** start of DATASET **
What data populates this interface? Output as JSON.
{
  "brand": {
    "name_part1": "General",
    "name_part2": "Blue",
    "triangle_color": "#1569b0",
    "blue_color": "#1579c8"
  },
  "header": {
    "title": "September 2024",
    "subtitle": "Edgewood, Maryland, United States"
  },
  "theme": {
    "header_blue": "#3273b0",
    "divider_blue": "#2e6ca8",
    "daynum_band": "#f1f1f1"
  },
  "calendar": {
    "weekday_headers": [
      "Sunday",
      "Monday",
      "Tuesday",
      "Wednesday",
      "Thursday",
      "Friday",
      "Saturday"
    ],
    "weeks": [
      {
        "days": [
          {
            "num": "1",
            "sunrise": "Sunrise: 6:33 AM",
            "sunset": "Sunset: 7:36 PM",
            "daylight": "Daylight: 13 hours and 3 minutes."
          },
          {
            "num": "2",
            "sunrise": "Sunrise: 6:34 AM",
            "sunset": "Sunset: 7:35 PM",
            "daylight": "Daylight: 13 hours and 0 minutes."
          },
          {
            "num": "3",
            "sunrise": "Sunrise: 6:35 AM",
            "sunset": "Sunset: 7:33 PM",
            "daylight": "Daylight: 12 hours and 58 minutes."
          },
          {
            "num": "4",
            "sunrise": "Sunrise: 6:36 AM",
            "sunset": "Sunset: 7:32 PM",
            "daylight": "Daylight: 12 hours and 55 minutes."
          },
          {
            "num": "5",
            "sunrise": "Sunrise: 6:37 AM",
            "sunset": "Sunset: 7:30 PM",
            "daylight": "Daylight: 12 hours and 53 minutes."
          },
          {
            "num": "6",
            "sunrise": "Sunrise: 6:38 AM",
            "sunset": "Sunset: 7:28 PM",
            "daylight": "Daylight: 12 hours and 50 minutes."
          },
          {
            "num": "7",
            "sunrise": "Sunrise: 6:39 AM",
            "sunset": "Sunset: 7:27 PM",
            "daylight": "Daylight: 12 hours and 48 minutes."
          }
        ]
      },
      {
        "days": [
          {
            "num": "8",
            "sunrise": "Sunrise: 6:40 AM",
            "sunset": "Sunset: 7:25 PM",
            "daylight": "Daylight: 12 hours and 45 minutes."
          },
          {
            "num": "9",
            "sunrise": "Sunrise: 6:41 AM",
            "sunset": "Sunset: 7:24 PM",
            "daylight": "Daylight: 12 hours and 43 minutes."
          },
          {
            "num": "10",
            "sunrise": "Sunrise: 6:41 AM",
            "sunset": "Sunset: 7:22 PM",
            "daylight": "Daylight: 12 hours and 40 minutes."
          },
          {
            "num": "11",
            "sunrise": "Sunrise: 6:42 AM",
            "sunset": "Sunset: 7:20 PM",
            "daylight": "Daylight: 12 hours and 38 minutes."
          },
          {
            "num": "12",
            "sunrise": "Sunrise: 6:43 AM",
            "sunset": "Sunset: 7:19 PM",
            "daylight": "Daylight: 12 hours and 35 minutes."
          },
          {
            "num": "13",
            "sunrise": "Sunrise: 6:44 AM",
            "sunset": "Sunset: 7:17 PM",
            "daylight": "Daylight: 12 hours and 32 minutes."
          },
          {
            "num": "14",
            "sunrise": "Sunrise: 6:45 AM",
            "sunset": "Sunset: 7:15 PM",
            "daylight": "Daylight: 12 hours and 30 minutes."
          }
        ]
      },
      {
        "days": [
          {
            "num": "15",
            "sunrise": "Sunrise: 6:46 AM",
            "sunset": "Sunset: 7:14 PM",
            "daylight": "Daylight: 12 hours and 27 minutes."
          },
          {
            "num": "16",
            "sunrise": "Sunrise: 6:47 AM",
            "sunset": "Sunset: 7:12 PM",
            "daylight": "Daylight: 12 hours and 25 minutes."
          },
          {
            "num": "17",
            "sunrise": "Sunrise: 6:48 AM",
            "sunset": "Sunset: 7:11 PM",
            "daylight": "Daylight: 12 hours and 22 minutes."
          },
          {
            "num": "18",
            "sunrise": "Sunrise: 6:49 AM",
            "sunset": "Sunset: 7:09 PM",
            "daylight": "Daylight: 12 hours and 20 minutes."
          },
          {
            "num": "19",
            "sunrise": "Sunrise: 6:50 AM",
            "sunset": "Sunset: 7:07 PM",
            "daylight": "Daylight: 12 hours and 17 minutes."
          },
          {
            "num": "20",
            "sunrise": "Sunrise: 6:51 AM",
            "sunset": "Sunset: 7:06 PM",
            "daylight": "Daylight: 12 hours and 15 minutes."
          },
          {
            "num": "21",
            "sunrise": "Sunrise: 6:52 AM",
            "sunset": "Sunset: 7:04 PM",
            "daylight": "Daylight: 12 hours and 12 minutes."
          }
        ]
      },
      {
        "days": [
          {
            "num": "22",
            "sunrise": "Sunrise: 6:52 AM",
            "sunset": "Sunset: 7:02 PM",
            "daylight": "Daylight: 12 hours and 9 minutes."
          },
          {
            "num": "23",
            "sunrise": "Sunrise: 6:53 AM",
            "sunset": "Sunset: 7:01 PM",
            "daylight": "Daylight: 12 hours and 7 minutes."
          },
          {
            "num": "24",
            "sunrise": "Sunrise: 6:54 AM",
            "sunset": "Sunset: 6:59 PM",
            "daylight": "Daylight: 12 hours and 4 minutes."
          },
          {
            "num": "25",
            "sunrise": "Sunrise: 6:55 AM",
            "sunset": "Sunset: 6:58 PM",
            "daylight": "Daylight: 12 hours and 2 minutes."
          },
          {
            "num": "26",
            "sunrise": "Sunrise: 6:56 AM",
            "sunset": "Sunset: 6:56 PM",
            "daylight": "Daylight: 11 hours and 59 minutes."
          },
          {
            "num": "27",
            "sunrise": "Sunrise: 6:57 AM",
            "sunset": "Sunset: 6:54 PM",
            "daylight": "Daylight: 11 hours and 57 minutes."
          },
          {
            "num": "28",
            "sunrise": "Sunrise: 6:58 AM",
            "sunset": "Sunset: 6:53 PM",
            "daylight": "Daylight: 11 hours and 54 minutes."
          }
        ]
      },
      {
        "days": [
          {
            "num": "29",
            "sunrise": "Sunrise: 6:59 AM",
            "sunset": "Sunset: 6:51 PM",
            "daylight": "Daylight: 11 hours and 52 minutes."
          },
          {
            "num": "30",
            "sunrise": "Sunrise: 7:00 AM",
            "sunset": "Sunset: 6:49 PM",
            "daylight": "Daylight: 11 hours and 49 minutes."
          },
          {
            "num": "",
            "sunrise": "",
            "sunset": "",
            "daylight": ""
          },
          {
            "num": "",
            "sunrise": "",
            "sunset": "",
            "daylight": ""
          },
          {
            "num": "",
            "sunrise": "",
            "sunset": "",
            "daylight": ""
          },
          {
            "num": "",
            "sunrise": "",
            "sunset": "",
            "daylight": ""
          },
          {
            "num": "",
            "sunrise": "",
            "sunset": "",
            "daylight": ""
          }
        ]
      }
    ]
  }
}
** end of DATASET **
--- WHAT THE TASK REQUIRES ---
Print out all the entries precisely as written.

--- EXPECTED ANSWER ---
What data populates this interface? Output as JSON.
{
  "brand": {
    "name_part1": "General",
    "name_part2": "Blue",
    "triangle_color": "#1569b0",
    "blue_color": "#1579c8"
  },
  "header": {
    "title": "September 2024",
    "subtitle": "Edgewood, Maryland, United States"
  },
  "theme": {
    "header_blue": "#3273b0",
    "divider_blue": "#2e6ca8",
    "daynum_band": "#f1f1f1"
  },
  "calendar": {
    "weekday_headers": [
      "Sunday",
      "Monday",
      "Tuesday",
      "Wednesday",
      "Thursday",
      "Friday",
      "Saturday"
    ],
    "weeks": [
      {
        "days": [
          {
            "num": "1",
            "sunrise": "Sunrise: 6:33 AM",
            "sunset": "Sunset: 7:36 PM",
            "daylight": "Daylight: 13 hours and 3 minutes."
          },
          {
            "num": "2",
            "sunrise": "Sunrise: 6:34 AM",
            "sunset": "Sunset: 7:35 PM",
            "daylight": "Daylight: 13 hours and 0 minutes."
          },
          {
            "num": "3",
            "sunrise": "Sunrise: 6:35 AM",
            "sunset": "Sunset: 7:33 PM",
            "daylight": "Daylight: 12 hours and 58 minutes."
          },
          {
            "num": "4",
            "sunrise": "Sunrise: 6:36 AM",
            "sunset": "Sunset: 7:32 PM",
            "daylight": "Daylight: 12 hours and 55 minutes."
          },
          {
            "num": "5",
            "sunrise": "Sunrise: 6:37 AM",
            "sunset": "Sunset: 7:30 PM",
            "daylight": "Daylight: 12 hours and 53 minutes."
          },
          {
            "num": "6",
            "sunrise": "Sunrise: 6:38 AM",
            "sunset": "Sunset: 7:28 PM",
            "daylight": "Daylight: 12 hours and 50 minutes."
          },
          {
            "num": "7",
            "sunrise": "Sunrise: 6:39 AM",
            "sunset": "Sunset: 7:27 PM",
            "daylight": "Daylight: 12 hours and 48 minutes."
          }
        ]
      },
      {
        "days": [
          {
            "num": "8",
            "sunrise": "Sunrise: 6:40 AM",
            "sunset": "Sunset: 7:25 PM",
            "daylight": "Daylight: 12 hours and 45 minutes."
          },
          {
            "num": "9",
            "sunrise": "Sunrise: 6:41 AM",
            "sunset": "Sunset: 7:24 PM",
            "daylight": "Daylight: 12 hours and 43 minutes."
          },
          {
            "num": "10",
            "sunrise": "Sunrise: 6:41 AM",
            "sunset": "Sunset: 7:22 PM",
            "daylight": "Daylight: 12 hours and 40 minutes."
          },
          {
            "num": "11",
            "sunrise": "Sunrise: 6:42 AM",
            "sunset": "Sunset: 7:20 PM",
            "daylight": "Daylight: 12 hours and 38 minutes."
          },
          {
            "num": "12",
            "sunrise": "Sunrise: 6:43 AM",
            "sunset": "Sunset: 7:19 PM",
            "daylight": "Daylight: 12 hours and 35 minutes."
          },
          {
            "num": "13",
            "sunrise": "Sunrise: 6:44 AM",
            "sunset": "Sunset: 7:17 PM",
            "daylight": "Daylight: 12 hours and 32 minutes."
          },
          {
            "num": "14",
            "sunrise": "Sunrise: 6:45 AM",
            "sunset": "Sunset: 7:15 PM",
            "daylight": "Daylight: 12 hours and 30 minutes."
          }
        ]
      },
      {
        "days": [
          {
            "num": "15",
            "sunrise": "Sunrise: 6:46 AM",
            "sunset": "Sunset: 7:14 PM",
            "daylight": "Daylight: 12 hours and 27 minutes."
          },
          {
            "num": "16",
            "sunrise": "Sunrise: 6:47 AM",
            "sunset": "Sunset: 7:12 PM",
            "daylight": "Daylight: 12 hours and 25 minutes."
          },
          {
            "num": "17",
            "sunrise": "Sunrise: 6:48 AM",
            "sunset": "Sunset: 7:11 PM",
            "daylight": "Daylight: 12 hours and 22 minutes."
          },
          {
            "num": "18",
            "sunrise": "Sunrise: 6:49 AM",
            "sunset": "Sunset: 7:09 PM",
            "daylight": "Daylight: 12 hours and 20 minutes."
          },
          {
            "num": "19",
            "sunrise": "Sunrise: 6:50 AM",
            "sunset": "Sunset: 7:07 PM",
            "daylight": "Daylight: 12 hours and 17 minutes."
          },
          {
            "num": "20",
            "sunrise": "Sunrise: 6:51 AM",
            "sunset": "Sunset: 7:06 PM",
            "daylight": "Daylight: 12 hours and 15 minutes."
          },
          {
            "num": "21",
            "sunrise": "Sunrise: 6:52 AM",
            "sunset": "Sunset: 7:04 PM",
            "daylight": "Daylight: 12 hours and 12 minutes."
          }
        ]
      },
      {
        "days": [
          {
            "num": "22",
            "sunrise": "Sunrise: 6:52 AM",
            "sunset": "Sunset: 7:02 PM",
            "daylight": "Daylight: 12 hours and 9 minutes."
          },
          {
            "num": "23",
            "sunrise": "Sunrise: 6:53 AM",
            "sunset": "Sunset: 7:01 PM",
            "daylight": "Daylight: 12 hours and 7 minutes."
          },
          {
            "num": "24",
            "sunrise": "Sunrise: 6:54 AM",
            "sunset": "Sunset: 6:59 PM",
            "daylight": "Daylight: 12 hours and 4 minutes."
          },
          {
            "num": "25",
            "sunrise": "Sunrise: 6:55 AM",
            "sunset": "Sunset: 6:58 PM",
            "daylight": "Daylight: 12 hours and 2 minutes."
          },
          {
            "num": "26",
            "sunrise": "Sunrise: 6:56 AM",
            "sunset": "Sunset: 6:56 PM",
            "daylight": "Daylight: 11 hours and 59 minutes."
          },
          {
            "num": "27",
            "sunrise": "Sunrise: 6:57 AM",
            "sunset": "Sunset: 6:54 PM",
            "daylight": "Daylight: 11 hours and 57 minutes."
          },
          {
            "num": "28",
            "sunrise": "Sunrise: 6:58 AM",
            "sunset": "Sunset: 6:53 PM",
            "daylight": "Daylight: 11 hours and 54 minutes."
          }
        ]
      },
      {
        "days": [
          {
            "num": "29",
            "sunrise": "Sunrise: 6:59 AM",
            "sunset": "Sunset: 6:51 PM",
            "daylight": "Daylight: 11 hours and 52 minutes."
          },
          {
            "num": "30",
            "sunrise": "Sunrise: 7:00 AM",
            "sunset": "Sunset: 6:49 PM",
            "daylight": "Daylight: 11 hours and 49 minutes."
          },
          {
            "num": "",
            "sunrise": "",
            "sunset": "",
            "daylight": ""
          },
          {
            "num": "",
            "sunrise": "",
            "sunset": "",
            "daylight": ""
          },
          {
            "num": "",
            "sunrise": "",
            "sunset": "",
            "daylight": ""
          },
          {
            "num": "",
            "sunrise": "",
            "sunset": "",
            "daylight": ""
          },
          {
            "num": "",
            "sunrise": "",
            "sunset": "",
            "daylight": ""
          }
        ]
      }
    ]
  }
}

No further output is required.